---------- Task inputs

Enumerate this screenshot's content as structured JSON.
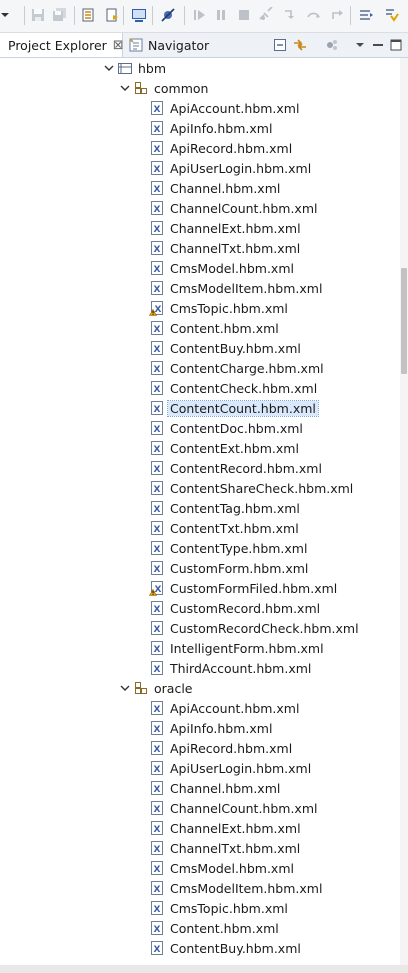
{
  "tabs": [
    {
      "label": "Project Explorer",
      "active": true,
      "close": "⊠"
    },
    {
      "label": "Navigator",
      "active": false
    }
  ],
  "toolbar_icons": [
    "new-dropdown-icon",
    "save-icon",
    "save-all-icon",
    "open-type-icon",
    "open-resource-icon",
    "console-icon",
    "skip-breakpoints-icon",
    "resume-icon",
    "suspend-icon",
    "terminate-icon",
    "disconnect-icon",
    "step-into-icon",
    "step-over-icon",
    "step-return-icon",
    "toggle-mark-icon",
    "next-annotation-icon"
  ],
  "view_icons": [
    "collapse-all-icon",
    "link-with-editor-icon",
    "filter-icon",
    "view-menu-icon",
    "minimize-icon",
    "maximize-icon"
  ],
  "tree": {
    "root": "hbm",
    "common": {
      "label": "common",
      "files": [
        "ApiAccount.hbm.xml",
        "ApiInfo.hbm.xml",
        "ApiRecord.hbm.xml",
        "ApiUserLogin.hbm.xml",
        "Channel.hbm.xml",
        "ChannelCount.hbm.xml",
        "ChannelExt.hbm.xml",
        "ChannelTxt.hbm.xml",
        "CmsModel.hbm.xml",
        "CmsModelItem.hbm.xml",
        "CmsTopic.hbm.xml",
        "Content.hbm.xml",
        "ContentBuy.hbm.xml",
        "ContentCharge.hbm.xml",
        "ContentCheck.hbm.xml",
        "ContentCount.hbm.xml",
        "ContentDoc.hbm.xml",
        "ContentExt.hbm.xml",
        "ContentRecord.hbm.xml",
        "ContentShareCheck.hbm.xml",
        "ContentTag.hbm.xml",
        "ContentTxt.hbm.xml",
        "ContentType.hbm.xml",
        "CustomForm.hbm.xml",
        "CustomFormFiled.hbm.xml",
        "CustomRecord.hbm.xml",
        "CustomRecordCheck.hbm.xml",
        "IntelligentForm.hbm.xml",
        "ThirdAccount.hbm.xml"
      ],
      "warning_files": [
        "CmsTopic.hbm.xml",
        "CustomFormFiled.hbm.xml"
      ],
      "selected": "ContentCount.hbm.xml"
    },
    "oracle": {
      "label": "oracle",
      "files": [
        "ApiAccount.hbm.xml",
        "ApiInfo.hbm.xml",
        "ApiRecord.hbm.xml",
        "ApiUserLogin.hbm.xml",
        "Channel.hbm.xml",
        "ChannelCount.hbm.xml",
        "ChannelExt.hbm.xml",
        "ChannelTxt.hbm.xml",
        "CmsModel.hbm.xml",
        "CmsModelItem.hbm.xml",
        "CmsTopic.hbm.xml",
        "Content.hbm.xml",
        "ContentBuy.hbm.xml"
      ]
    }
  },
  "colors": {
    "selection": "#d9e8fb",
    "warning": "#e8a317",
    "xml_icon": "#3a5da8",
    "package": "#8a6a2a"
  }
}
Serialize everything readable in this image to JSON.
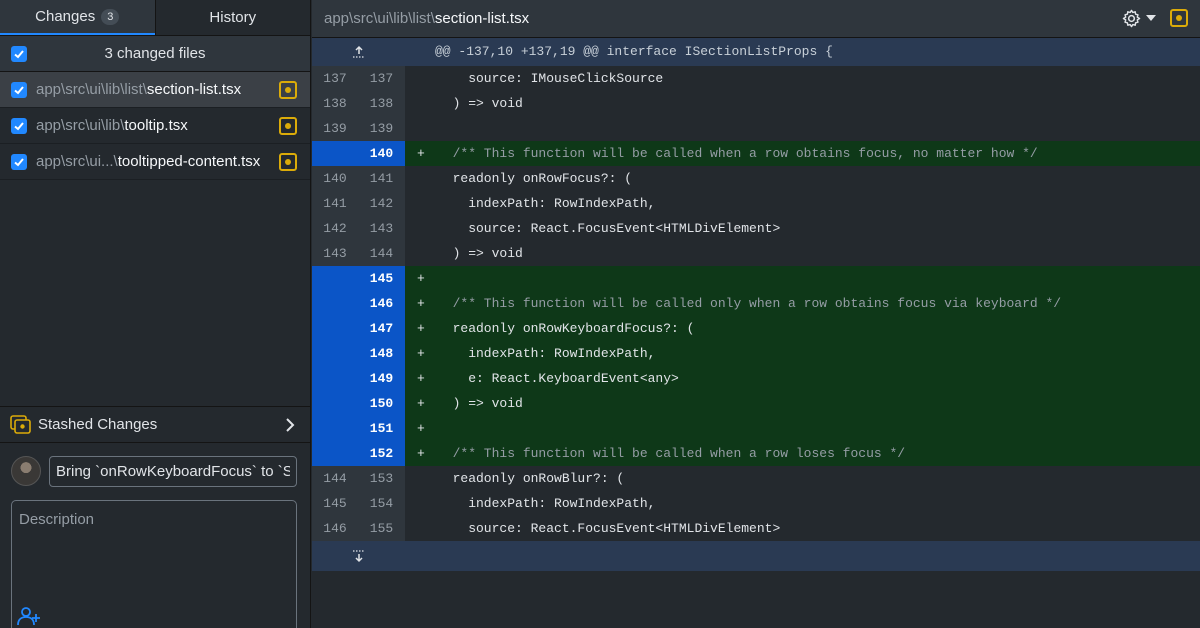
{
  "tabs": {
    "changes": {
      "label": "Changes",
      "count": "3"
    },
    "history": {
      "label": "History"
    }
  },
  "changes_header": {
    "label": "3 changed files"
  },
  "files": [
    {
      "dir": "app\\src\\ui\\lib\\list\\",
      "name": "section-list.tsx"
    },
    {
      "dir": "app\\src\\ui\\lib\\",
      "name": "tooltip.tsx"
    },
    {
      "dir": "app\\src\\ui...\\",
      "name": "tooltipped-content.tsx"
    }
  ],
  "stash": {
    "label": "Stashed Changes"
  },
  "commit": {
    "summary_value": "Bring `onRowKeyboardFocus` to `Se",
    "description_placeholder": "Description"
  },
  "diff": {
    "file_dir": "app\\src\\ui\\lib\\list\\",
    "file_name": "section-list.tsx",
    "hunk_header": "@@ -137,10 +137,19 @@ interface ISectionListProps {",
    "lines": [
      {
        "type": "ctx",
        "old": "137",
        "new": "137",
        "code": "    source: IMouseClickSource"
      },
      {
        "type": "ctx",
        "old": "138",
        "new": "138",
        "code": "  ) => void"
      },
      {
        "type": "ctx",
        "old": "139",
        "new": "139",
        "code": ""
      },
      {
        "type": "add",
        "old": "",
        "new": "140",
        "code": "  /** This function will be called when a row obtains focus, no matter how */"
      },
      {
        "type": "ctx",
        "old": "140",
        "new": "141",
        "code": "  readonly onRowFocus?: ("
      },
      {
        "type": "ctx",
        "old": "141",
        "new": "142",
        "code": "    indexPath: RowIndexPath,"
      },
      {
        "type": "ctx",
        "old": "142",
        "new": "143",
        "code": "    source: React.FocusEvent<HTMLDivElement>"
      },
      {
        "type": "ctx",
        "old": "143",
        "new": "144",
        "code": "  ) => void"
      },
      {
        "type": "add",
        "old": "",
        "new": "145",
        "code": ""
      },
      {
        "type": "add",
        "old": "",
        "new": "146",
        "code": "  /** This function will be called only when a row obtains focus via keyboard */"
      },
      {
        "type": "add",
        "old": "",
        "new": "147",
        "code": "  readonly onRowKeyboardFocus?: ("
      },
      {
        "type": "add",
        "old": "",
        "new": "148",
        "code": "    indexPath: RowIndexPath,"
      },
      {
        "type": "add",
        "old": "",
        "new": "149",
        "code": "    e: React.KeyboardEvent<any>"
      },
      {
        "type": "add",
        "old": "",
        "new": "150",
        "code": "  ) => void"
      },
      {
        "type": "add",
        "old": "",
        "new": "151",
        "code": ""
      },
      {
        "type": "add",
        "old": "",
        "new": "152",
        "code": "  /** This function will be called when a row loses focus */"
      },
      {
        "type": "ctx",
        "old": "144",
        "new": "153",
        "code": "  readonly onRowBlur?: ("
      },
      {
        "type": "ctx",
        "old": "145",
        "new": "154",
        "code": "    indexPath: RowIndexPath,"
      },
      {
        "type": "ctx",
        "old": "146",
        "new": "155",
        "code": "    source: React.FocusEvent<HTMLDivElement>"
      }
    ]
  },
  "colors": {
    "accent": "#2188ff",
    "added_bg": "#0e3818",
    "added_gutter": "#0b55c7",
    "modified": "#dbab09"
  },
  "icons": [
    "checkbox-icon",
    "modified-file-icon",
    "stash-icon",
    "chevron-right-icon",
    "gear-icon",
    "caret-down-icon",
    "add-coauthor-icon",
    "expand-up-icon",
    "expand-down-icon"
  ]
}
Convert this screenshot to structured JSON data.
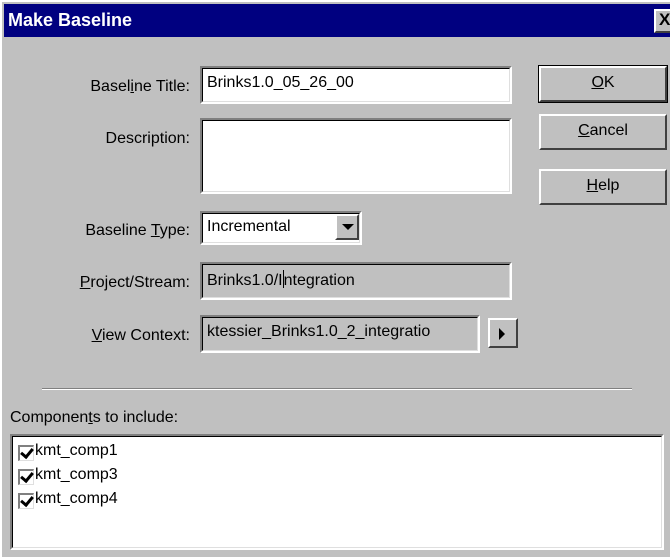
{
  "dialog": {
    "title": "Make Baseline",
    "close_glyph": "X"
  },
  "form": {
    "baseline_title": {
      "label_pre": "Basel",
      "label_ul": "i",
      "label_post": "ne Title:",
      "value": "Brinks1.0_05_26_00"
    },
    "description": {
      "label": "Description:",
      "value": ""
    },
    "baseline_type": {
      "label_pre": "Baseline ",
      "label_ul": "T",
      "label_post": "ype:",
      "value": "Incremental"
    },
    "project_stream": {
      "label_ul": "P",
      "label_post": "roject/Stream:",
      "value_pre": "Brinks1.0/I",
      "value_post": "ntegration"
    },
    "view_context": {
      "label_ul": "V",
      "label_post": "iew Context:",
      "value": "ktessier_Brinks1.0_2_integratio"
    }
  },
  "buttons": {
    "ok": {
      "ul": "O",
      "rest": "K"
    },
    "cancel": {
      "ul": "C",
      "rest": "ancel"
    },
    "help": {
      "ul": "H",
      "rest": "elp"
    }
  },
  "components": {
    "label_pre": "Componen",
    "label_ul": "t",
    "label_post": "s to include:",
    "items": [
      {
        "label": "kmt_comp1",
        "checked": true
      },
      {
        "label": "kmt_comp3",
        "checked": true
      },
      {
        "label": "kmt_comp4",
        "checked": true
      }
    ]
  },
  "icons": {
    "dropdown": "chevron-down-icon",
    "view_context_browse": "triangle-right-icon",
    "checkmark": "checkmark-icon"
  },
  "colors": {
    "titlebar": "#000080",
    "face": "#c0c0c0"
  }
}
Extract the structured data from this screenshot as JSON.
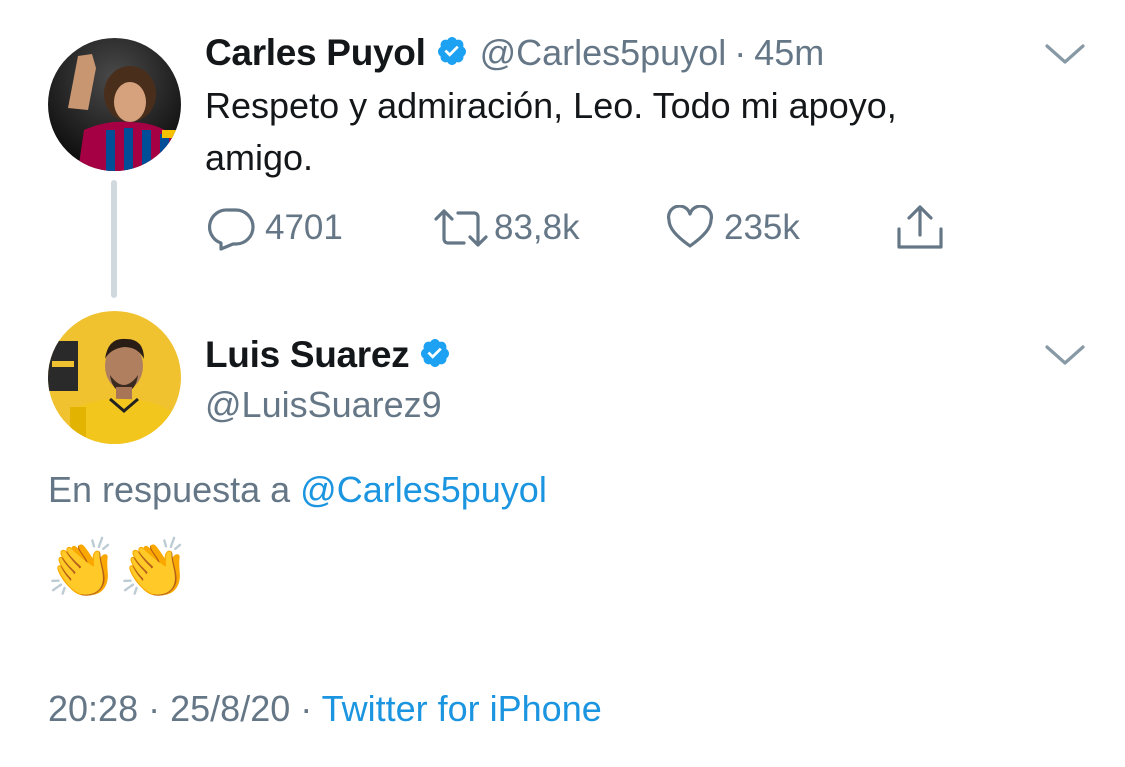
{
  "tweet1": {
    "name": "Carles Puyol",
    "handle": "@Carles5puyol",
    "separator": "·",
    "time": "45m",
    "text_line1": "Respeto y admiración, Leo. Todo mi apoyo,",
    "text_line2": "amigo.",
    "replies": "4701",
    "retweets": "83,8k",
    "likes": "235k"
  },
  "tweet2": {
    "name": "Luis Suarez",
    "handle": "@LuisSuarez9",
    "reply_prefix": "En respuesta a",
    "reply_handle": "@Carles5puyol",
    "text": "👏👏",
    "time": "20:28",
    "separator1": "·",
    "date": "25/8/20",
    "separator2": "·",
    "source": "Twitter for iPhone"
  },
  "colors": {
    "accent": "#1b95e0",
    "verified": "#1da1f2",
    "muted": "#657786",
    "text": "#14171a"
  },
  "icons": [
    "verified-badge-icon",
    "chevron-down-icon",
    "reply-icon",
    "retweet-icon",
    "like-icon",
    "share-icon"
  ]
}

--------------------

-- Instructions for the task --
Set down only the lines running from the line with "Extract the structured" to the end of the entries, inclusive; omit every picture.

-- Response --
Extract the structured data from this screenshot as JSON.
{
  "tweet1": {
    "name": "Carles Puyol",
    "handle": "@Carles5puyol",
    "separator": "·",
    "time": "45m",
    "text_line1": "Respeto y admiración, Leo. Todo mi apoyo,",
    "text_line2": "amigo.",
    "replies": "4701",
    "retweets": "83,8k",
    "likes": "235k"
  },
  "tweet2": {
    "name": "Luis Suarez",
    "handle": "@LuisSuarez9",
    "reply_prefix": "En respuesta a",
    "reply_handle": "@Carles5puyol",
    "text": "👏👏",
    "time": "20:28",
    "separator1": "·",
    "date": "25/8/20",
    "separator2": "·",
    "source": "Twitter for iPhone"
  },
  "colors": {
    "accent": "#1b95e0",
    "verified": "#1da1f2",
    "muted": "#657786",
    "text": "#14171a"
  },
  "icons": [
    "verified-badge-icon",
    "chevron-down-icon",
    "reply-icon",
    "retweet-icon",
    "like-icon",
    "share-icon"
  ]
}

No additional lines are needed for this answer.